# Problem to work on
Copy out the data below verbatim.
▼
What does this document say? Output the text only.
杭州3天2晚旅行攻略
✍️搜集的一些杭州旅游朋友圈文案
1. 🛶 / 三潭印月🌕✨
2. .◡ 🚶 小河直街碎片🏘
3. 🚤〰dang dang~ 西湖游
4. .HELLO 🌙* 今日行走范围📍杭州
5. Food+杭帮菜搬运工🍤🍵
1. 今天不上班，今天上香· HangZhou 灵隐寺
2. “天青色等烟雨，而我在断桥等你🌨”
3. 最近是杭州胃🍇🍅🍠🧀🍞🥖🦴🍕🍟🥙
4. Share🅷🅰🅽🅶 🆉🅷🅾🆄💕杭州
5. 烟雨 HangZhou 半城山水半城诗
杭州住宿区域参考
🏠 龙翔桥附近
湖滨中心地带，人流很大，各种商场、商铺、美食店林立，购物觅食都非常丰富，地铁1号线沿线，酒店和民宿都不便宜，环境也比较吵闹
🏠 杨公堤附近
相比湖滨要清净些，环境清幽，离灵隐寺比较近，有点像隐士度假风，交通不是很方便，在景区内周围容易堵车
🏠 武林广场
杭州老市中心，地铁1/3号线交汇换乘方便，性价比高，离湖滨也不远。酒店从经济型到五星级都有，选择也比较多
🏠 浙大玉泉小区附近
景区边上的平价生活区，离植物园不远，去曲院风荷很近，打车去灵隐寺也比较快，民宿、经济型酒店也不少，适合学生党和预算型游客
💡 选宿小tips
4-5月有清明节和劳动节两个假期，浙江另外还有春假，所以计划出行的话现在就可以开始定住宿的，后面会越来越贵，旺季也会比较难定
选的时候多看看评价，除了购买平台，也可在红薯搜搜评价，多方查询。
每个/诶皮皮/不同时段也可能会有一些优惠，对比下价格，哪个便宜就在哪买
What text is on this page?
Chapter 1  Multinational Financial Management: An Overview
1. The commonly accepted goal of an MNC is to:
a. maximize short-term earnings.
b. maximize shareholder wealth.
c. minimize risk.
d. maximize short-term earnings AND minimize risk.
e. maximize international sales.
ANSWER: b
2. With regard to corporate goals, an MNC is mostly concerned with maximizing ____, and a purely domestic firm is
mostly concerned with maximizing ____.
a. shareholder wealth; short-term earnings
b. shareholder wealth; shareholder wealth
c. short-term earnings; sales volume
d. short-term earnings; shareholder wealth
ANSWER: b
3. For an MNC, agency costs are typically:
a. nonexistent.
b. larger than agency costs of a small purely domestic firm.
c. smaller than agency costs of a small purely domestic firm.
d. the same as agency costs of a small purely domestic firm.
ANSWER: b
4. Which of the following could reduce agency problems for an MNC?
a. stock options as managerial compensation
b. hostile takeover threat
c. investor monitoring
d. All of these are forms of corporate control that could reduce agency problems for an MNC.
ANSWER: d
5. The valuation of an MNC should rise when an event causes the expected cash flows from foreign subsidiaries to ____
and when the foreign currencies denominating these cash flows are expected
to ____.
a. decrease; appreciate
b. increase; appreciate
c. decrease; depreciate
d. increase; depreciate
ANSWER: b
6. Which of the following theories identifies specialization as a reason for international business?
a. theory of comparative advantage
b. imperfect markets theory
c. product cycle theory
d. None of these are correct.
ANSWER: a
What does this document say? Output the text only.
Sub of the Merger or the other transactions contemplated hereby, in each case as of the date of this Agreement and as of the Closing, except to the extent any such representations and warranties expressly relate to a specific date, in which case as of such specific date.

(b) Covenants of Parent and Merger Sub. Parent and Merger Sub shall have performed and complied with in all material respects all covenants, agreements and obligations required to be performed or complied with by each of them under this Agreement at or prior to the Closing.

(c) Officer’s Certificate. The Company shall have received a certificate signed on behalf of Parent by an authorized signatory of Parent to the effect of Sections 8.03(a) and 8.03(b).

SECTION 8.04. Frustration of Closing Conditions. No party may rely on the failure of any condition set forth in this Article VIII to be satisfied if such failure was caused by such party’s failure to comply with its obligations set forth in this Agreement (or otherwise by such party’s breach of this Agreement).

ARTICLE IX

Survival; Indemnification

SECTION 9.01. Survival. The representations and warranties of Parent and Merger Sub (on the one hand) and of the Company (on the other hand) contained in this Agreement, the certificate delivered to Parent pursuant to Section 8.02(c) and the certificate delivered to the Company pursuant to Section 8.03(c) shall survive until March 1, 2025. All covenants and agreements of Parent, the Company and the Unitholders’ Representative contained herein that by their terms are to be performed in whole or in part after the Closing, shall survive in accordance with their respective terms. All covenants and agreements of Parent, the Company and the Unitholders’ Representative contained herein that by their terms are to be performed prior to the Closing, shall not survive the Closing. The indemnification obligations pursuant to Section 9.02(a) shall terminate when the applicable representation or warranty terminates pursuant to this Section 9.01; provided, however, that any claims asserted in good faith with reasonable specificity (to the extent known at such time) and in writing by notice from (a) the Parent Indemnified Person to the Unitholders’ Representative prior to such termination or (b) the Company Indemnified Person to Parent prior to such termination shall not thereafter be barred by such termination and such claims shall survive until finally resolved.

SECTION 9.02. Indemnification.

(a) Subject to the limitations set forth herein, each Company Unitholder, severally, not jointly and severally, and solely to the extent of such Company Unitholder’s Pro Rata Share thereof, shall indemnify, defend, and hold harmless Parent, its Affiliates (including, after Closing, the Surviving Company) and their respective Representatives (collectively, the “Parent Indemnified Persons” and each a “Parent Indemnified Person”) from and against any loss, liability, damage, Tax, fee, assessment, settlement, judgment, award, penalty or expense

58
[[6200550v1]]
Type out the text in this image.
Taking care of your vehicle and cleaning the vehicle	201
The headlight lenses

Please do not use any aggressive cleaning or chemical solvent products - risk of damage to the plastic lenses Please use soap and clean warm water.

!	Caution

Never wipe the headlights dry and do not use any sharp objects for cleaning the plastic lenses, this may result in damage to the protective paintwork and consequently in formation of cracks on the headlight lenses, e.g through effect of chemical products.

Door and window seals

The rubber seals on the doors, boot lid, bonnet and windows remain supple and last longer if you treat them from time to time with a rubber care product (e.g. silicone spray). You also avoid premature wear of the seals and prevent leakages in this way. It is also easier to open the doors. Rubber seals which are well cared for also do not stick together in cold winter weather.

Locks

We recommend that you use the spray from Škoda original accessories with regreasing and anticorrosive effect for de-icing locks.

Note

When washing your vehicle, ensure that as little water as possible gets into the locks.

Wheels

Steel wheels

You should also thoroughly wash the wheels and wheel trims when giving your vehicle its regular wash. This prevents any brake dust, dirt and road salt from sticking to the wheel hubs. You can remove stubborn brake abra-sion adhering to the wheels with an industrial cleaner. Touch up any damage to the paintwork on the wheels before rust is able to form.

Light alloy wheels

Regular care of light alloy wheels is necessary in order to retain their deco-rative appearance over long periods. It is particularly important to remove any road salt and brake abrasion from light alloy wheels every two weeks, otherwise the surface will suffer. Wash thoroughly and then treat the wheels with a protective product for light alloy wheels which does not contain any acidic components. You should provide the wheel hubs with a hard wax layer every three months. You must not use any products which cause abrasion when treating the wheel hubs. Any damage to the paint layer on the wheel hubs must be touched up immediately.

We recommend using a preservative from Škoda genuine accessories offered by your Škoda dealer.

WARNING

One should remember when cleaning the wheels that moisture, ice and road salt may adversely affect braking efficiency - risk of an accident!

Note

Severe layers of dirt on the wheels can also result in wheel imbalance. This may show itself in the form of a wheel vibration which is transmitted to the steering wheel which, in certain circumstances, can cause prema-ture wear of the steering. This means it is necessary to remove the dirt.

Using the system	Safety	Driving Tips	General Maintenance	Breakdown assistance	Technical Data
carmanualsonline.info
▲
# Result for this task
What does this document say? Output the text only.
杭州3天2晚旅行攻略
✍️搜集的一些杭州旅游朋友圈文案
1. 🛶 / 三潭印月🌕✨
2. .◡ 🚶 小河直街碎片🏘
3. 🚤〰dang dang~ 西湖游
4. .HELLO 🌙* 今日行走范围📍杭州
5. Food+杭帮菜搬运工🍤🍵
1. 今天不上班，今天上香· HangZhou 灵隐寺
2. “天青色等烟雨，而我在断桥等你🌨”
3. 最近是杭州胃🍇🍅🍠🧀🍞🥖🦴🍕🍟🥙
4. Share🅷🅰🅽🅶 🆉🅷🅾🆄💕杭州
5. 烟雨 HangZhou 半城山水半城诗
杭州住宿区域参考
🏠 龙翔桥附近
湖滨中心地带，人流很大，各种商场、商铺、美食店林立，购物觅食都非常丰富，地铁1号线沿线，酒店和民宿都不便宜，环境也比较吵闹
🏠 杨公堤附近
相比湖滨要清净些，环境清幽，离灵隐寺比较近，有点像隐士度假风，交通不是很方便，在景区内周围容易堵车
🏠 武林广场
杭州老市中心，地铁1/3号线交汇换乘方便，性价比高，离湖滨也不远。酒店从经济型到五星级都有，选择也比较多
🏠 浙大玉泉小区附近
景区边上的平价生活区，离植物园不远，去曲院风荷很近，打车去灵隐寺也比较快，民宿、经济型酒店也不少，适合学生党和预算型游客
💡 选宿小tips
4-5月有清明节和劳动节两个假期，浙江另外还有春假，所以计划出行的话现在就可以开始定住宿的，后面会越来越贵，旺季也会比较难定
选的时候多看看评价，除了购买平台，也可在红薯搜搜评价，多方查询。
每个/诶皮皮/不同时段也可能会有一些优惠，对比下价格，哪个便宜就在哪买
What text is on this page?
Chapter 1  Multinational Financial Management: An Overview
1. The commonly accepted goal of an MNC is to:
a. maximize short-term earnings.
b. maximize shareholder wealth.
c. minimize risk.
d. maximize short-term earnings AND minimize risk.
e. maximize international sales.
ANSWER: b
2. With regard to corporate goals, an MNC is mostly concerned with maximizing ____, and a purely domestic firm is
mostly concerned with maximizing ____.
a. shareholder wealth; short-term earnings
b. shareholder wealth; shareholder wealth
c. short-term earnings; sales volume
d. short-term earnings; shareholder wealth
ANSWER: b
3. For an MNC, agency costs are typically:
a. nonexistent.
b. larger than agency costs of a small purely domestic firm.
c. smaller than agency costs of a small purely domestic firm.
d. the same as agency costs of a small purely domestic firm.
ANSWER: b
4. Which of the following could reduce agency problems for an MNC?
a. stock options as managerial compensation
b. hostile takeover threat
c. investor monitoring
d. All of these are forms of corporate control that could reduce agency problems for an MNC.
ANSWER: d
5. The valuation of an MNC should rise when an event causes the expected cash flows from foreign subsidiaries to ____
and when the foreign currencies denominating these cash flows are expected
to ____.
a. decrease; appreciate
b. increase; appreciate
c. decrease; depreciate
d. increase; depreciate
ANSWER: b
6. Which of the following theories identifies specialization as a reason for international business?
a. theory of comparative advantage
b. imperfect markets theory
c. product cycle theory
d. None of these are correct.
ANSWER: a
What does this document say? Output the text only.
Sub of the Merger or the other transactions contemplated hereby, in each case as of the date of this Agreement and as of the Closing, except to the extent any such representations and warranties expressly relate to a specific date, in which case as of such specific date.

(b) Covenants of Parent and Merger Sub. Parent and Merger Sub shall have performed and complied with in all material respects all covenants, agreements and obligations required to be performed or complied with by each of them under this Agreement at or prior to the Closing.

(c) Officer’s Certificate. The Company shall have received a certificate signed on behalf of Parent by an authorized signatory of Parent to the effect of Sections 8.03(a) and 8.03(b).

SECTION 8.04. Frustration of Closing Conditions. No party may rely on the failure of any condition set forth in this Article VIII to be satisfied if such failure was caused by such party’s failure to comply with its obligations set forth in this Agreement (or otherwise by such party’s breach of this Agreement).

ARTICLE IX

Survival; Indemnification

SECTION 9.01. Survival. The representations and warranties of Parent and Merger Sub (on the one hand) and of the Company (on the other hand) contained in this Agreement, the certificate delivered to Parent pursuant to Section 8.02(c) and the certificate delivered to the Company pursuant to Section 8.03(c) shall survive until March 1, 2025. All covenants and agreements of Parent, the Company and the Unitholders’ Representative contained herein that by their terms are to be performed in whole or in part after the Closing, shall survive in accordance with their respective terms. All covenants and agreements of Parent, the Company and the Unitholders’ Representative contained herein that by their terms are to be performed prior to the Closing, shall not survive the Closing. The indemnification obligations pursuant to Section 9.02(a) shall terminate when the applicable representation or warranty terminates pursuant to this Section 9.01; provided, however, that any claims asserted in good faith with reasonable specificity (to the extent known at such time) and in writing by notice from (a) the Parent Indemnified Person to the Unitholders’ Representative prior to such termination or (b) the Company Indemnified Person to Parent prior to such termination shall not thereafter be barred by such termination and such claims shall survive until finally resolved.

SECTION 9.02. Indemnification.

(a) Subject to the limitations set forth herein, each Company Unitholder, severally, not jointly and severally, and solely to the extent of such Company Unitholder’s Pro Rata Share thereof, shall indemnify, defend, and hold harmless Parent, its Affiliates (including, after Closing, the Surviving Company) and their respective Representatives (collectively, the “Parent Indemnified Persons” and each a “Parent Indemnified Person”) from and against any loss, liability, damage, Tax, fee, assessment, settlement, judgment, award, penalty or expense

58
[[6200550v1]]
Type out the text in this image.
Taking care of your vehicle and cleaning the vehicle	201
The headlight lenses

Please do not use any aggressive cleaning or chemical solvent products - risk of damage to the plastic lenses Please use soap and clean warm water.

!	Caution

Never wipe the headlights dry and do not use any sharp objects for cleaning the plastic lenses, this may result in damage to the protective paintwork and consequently in formation of cracks on the headlight lenses, e.g through effect of chemical products.

Door and window seals

The rubber seals on the doors, boot lid, bonnet and windows remain supple and last longer if you treat them from time to time with a rubber care product (e.g. silicone spray). You also avoid premature wear of the seals and prevent leakages in this way. It is also easier to open the doors. Rubber seals which are well cared for also do not stick together in cold winter weather.

Locks

We recommend that you use the spray from Škoda original accessories with regreasing and anticorrosive effect for de-icing locks.

Note

When washing your vehicle, ensure that as little water as possible gets into the locks.

Wheels

Steel wheels

You should also thoroughly wash the wheels and wheel trims when giving your vehicle its regular wash. This prevents any brake dust, dirt and road salt from sticking to the wheel hubs. You can remove stubborn brake abra-sion adhering to the wheels with an industrial cleaner. Touch up any damage to the paintwork on the wheels before rust is able to form.

Light alloy wheels

Regular care of light alloy wheels is necessary in order to retain their deco-rative appearance over long periods. It is particularly important to remove any road salt and brake abrasion from light alloy wheels every two weeks, otherwise the surface will suffer. Wash thoroughly and then treat the wheels with a protective product for light alloy wheels which does not contain any acidic components. You should provide the wheel hubs with a hard wax layer every three months. You must not use any products which cause abrasion when treating the wheel hubs. Any damage to the paint layer on the wheel hubs must be touched up immediately.

We recommend using a preservative from Škoda genuine accessories offered by your Škoda dealer.

WARNING

One should remember when cleaning the wheels that moisture, ice and road salt may adversely affect braking efficiency - risk of an accident!

Note

Severe layers of dirt on the wheels can also result in wheel imbalance. This may show itself in the form of a wheel vibration which is transmitted to the steering wheel which, in certain circumstances, can cause prema-ture wear of the steering. This means it is necessary to remove the dirt.

Using the system	Safety	Driving Tips	General Maintenance	Breakdown assistance	Technical Data
carmanualsonline.info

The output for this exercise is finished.